**TASK DETAILS**
State how many lines of the records contain the string "type", and give no other information.

**Dataset rows**
----------------------------------------

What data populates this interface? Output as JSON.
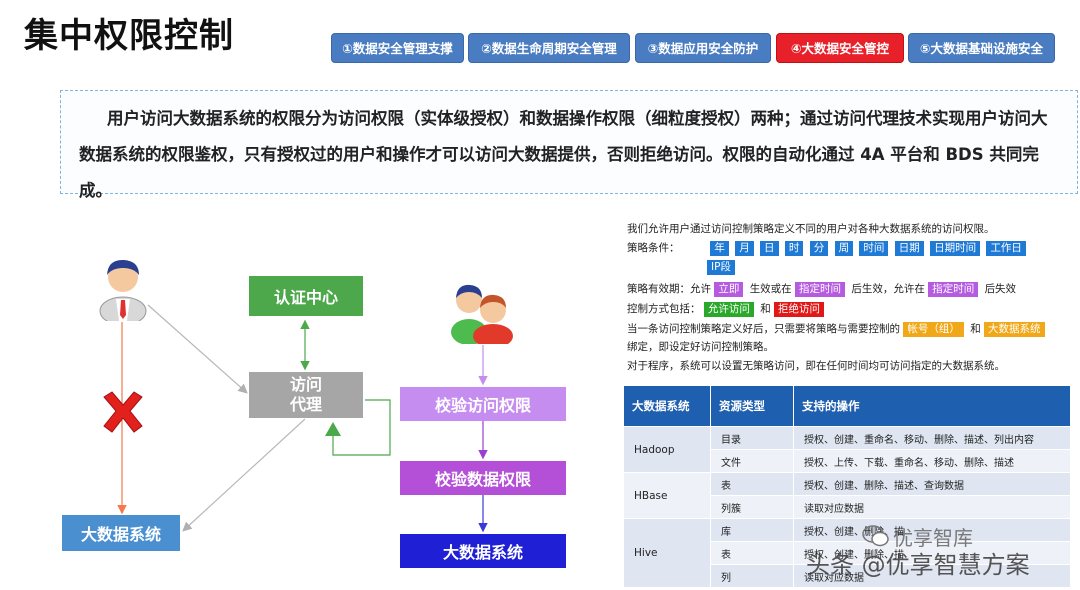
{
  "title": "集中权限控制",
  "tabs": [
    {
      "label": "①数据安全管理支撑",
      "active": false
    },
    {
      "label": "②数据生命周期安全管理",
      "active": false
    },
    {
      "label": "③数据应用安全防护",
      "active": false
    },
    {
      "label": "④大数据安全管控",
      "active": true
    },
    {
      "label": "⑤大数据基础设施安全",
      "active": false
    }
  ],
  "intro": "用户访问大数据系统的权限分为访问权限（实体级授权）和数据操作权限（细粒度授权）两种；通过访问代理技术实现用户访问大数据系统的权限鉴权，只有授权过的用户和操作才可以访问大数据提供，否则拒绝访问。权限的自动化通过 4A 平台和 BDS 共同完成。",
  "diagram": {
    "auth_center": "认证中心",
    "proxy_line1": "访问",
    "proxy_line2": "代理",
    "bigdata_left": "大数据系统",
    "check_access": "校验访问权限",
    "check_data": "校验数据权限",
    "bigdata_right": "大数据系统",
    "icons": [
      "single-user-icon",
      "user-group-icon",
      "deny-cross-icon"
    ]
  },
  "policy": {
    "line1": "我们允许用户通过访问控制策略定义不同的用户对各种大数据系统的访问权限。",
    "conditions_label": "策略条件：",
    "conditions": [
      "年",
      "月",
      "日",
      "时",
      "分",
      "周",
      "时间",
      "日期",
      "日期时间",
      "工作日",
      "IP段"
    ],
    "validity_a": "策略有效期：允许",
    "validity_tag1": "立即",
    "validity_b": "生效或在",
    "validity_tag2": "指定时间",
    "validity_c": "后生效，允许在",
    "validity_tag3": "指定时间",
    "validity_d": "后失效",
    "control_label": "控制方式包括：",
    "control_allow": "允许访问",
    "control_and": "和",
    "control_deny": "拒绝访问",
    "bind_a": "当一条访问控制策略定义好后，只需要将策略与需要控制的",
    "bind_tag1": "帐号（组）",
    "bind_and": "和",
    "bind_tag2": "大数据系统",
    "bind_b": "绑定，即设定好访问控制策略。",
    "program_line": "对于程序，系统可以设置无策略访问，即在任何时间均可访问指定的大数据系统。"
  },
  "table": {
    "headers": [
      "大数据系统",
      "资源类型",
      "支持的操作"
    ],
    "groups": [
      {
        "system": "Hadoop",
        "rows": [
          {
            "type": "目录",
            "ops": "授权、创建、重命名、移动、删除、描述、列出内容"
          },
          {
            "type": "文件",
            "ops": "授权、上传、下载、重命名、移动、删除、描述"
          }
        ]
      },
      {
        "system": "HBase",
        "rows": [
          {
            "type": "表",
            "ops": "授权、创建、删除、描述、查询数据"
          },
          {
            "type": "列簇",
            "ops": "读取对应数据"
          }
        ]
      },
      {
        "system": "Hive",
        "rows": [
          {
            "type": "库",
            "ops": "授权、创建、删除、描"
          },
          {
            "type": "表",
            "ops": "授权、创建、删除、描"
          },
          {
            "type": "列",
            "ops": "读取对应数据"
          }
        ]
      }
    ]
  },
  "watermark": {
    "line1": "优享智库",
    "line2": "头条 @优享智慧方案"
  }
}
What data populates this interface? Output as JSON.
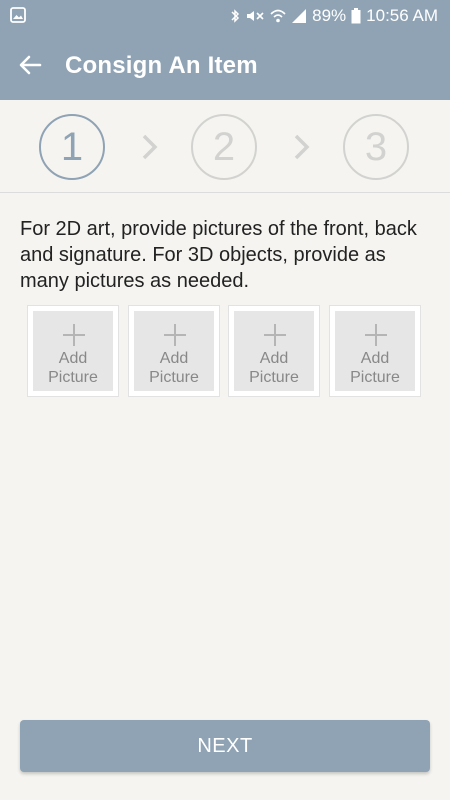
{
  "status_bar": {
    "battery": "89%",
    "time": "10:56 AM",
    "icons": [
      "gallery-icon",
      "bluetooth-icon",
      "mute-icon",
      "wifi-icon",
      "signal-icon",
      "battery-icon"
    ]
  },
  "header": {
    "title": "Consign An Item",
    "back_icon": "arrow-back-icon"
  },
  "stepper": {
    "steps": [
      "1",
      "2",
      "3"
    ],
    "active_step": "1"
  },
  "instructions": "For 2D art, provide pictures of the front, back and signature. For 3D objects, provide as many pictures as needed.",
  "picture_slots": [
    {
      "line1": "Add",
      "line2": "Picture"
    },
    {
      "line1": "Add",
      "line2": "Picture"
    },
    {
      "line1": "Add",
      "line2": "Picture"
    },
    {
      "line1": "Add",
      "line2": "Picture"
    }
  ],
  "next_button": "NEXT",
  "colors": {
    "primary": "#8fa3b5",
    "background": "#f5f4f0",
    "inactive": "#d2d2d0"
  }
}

----------------------------------------

**FULL OUTPUT**
7